[Dataset records]
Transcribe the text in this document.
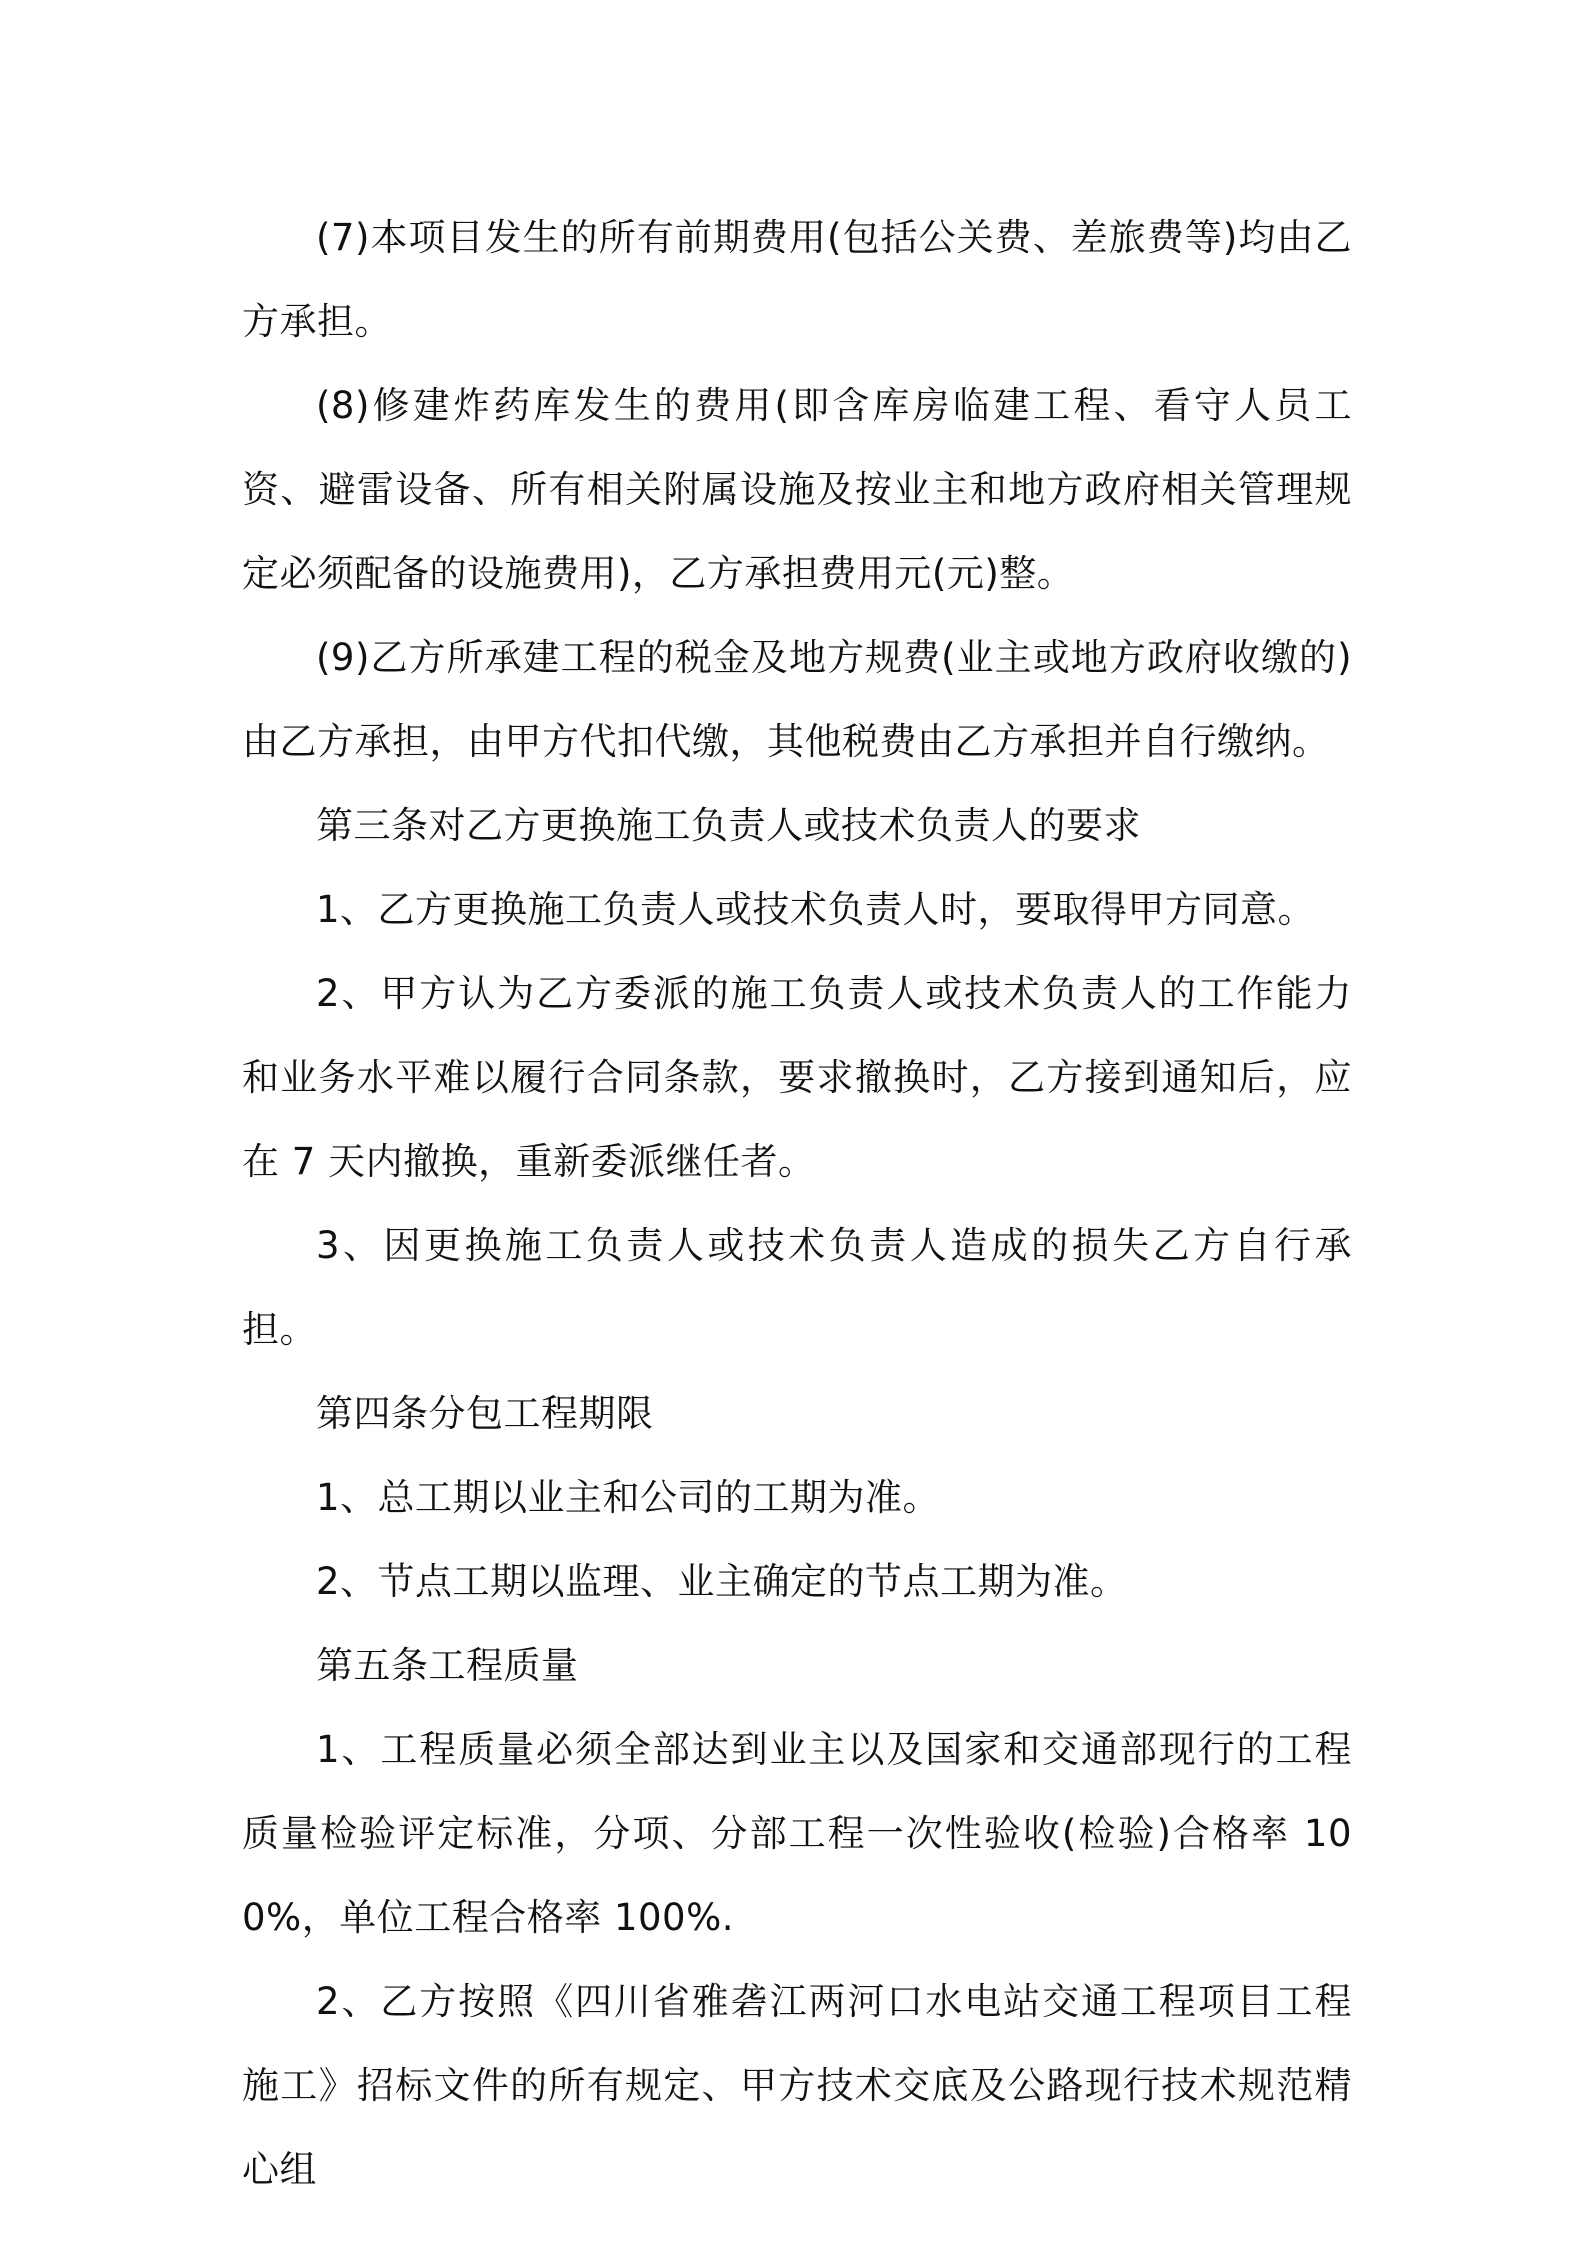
(7)本项目发生的所有前期费用(包括公关费、差旅费等)均由乙方承担。

(8)修建炸药库发生的费用(即含库房临建工程、看守人员工资、避雷设备、所有相关附属设施及按业主和地方政府相关管理规定必须配备的设施费用)，乙方承担费用元(元)整。

(9)乙方所承建工程的税金及地方规费(业主或地方政府收缴的)由乙方承担，由甲方代扣代缴，其他税费由乙方承担并自行缴纳。

第三条对乙方更换施工负责人或技术负责人的要求

1、乙方更换施工负责人或技术负责人时，要取得甲方同意。

2、甲方认为乙方委派的施工负责人或技术负责人的工作能力和业务水平难以履行合同条款，要求撤换时，乙方接到通知后，应在 7 天内撤换，重新委派继任者。

3、因更换施工负责人或技术负责人造成的损失乙方自行承担。

第四条分包工程期限

1、总工期以业主和公司的工期为准。

2、节点工期以监理、业主确定的节点工期为准。

第五条工程质量

1、工程质量必须全部达到业主以及国家和交通部现行的工程质量检验评定标准，分项、分部工程一次性验收(检验)合格率 100%，单位工程合格率 100%.

2、乙方按照《四川省雅砻江两河口水电站交通工程项目工程施工》招标文件的所有规定、甲方技术交底及公路现行技术规范精心组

[Given instruction] Omit the pictures and restate the rest of the records verbatim.

[Task answer]
Transcribe the text in this document.
(7)本项目发生的所有前期费用(包括公关费、差旅费等)均由乙方承担。

(8)修建炸药库发生的费用(即含库房临建工程、看守人员工资、避雷设备、所有相关附属设施及按业主和地方政府相关管理规定必须配备的设施费用)，乙方承担费用元(元)整。

(9)乙方所承建工程的税金及地方规费(业主或地方政府收缴的)由乙方承担，由甲方代扣代缴，其他税费由乙方承担并自行缴纳。

第三条对乙方更换施工负责人或技术负责人的要求

1、乙方更换施工负责人或技术负责人时，要取得甲方同意。

2、甲方认为乙方委派的施工负责人或技术负责人的工作能力和业务水平难以履行合同条款，要求撤换时，乙方接到通知后，应在 7 天内撤换，重新委派继任者。

3、因更换施工负责人或技术负责人造成的损失乙方自行承担。

第四条分包工程期限

1、总工期以业主和公司的工期为准。

2、节点工期以监理、业主确定的节点工期为准。

第五条工程质量

1、工程质量必须全部达到业主以及国家和交通部现行的工程质量检验评定标准，分项、分部工程一次性验收(检验)合格率 100%，单位工程合格率 100%.

2、乙方按照《四川省雅砻江两河口水电站交通工程项目工程施工》招标文件的所有规定、甲方技术交底及公路现行技术规范精心组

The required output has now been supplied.